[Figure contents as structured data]

** BEGIN **

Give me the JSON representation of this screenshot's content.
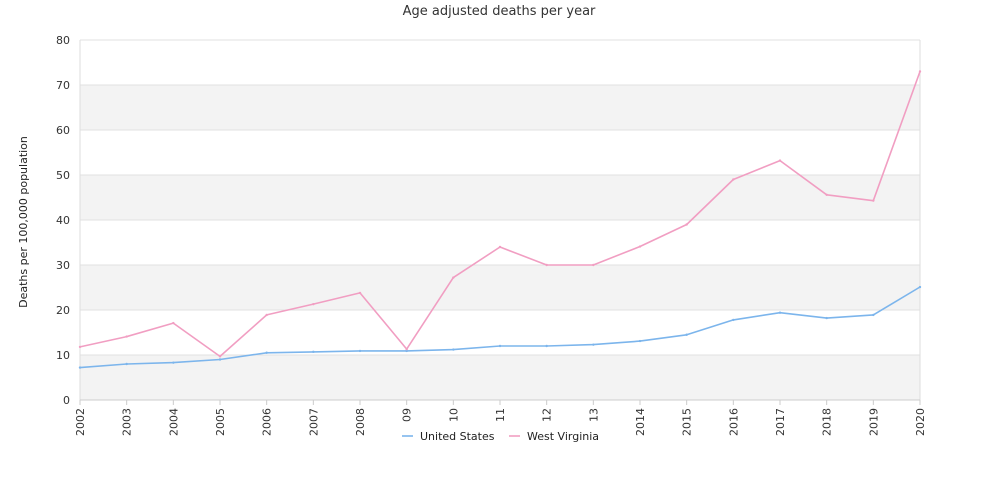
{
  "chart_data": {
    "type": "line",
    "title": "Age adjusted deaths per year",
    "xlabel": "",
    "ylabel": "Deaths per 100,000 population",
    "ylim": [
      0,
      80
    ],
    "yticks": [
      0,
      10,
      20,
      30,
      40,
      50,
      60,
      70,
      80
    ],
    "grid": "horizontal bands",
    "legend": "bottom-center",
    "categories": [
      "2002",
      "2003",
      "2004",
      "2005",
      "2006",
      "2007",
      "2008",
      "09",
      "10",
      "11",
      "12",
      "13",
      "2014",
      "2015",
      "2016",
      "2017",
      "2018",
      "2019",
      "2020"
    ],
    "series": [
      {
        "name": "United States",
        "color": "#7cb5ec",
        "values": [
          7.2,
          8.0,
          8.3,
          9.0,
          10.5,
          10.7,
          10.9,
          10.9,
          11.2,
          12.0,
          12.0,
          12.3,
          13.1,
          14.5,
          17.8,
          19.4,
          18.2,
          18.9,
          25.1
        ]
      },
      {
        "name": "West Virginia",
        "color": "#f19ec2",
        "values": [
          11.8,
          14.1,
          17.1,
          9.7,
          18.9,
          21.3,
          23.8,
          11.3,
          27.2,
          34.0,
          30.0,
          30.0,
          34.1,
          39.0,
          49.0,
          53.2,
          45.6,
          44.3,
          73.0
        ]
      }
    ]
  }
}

** END **

# SHORT PROBLEM:
Reproduce every line exactly and omit all pictures.

# EXERCISE RESULT:
Give me the JSON representation of this screenshot's content.
{
  "chart_data": {
    "type": "line",
    "title": "Age adjusted deaths per year",
    "xlabel": "",
    "ylabel": "Deaths per 100,000 population",
    "ylim": [
      0,
      80
    ],
    "yticks": [
      0,
      10,
      20,
      30,
      40,
      50,
      60,
      70,
      80
    ],
    "grid": "horizontal bands",
    "legend": "bottom-center",
    "categories": [
      "2002",
      "2003",
      "2004",
      "2005",
      "2006",
      "2007",
      "2008",
      "09",
      "10",
      "11",
      "12",
      "13",
      "2014",
      "2015",
      "2016",
      "2017",
      "2018",
      "2019",
      "2020"
    ],
    "series": [
      {
        "name": "United States",
        "color": "#7cb5ec",
        "values": [
          7.2,
          8.0,
          8.3,
          9.0,
          10.5,
          10.7,
          10.9,
          10.9,
          11.2,
          12.0,
          12.0,
          12.3,
          13.1,
          14.5,
          17.8,
          19.4,
          18.2,
          18.9,
          25.1
        ]
      },
      {
        "name": "West Virginia",
        "color": "#f19ec2",
        "values": [
          11.8,
          14.1,
          17.1,
          9.7,
          18.9,
          21.3,
          23.8,
          11.3,
          27.2,
          34.0,
          30.0,
          30.0,
          34.1,
          39.0,
          49.0,
          53.2,
          45.6,
          44.3,
          73.0
        ]
      }
    ]
  }
}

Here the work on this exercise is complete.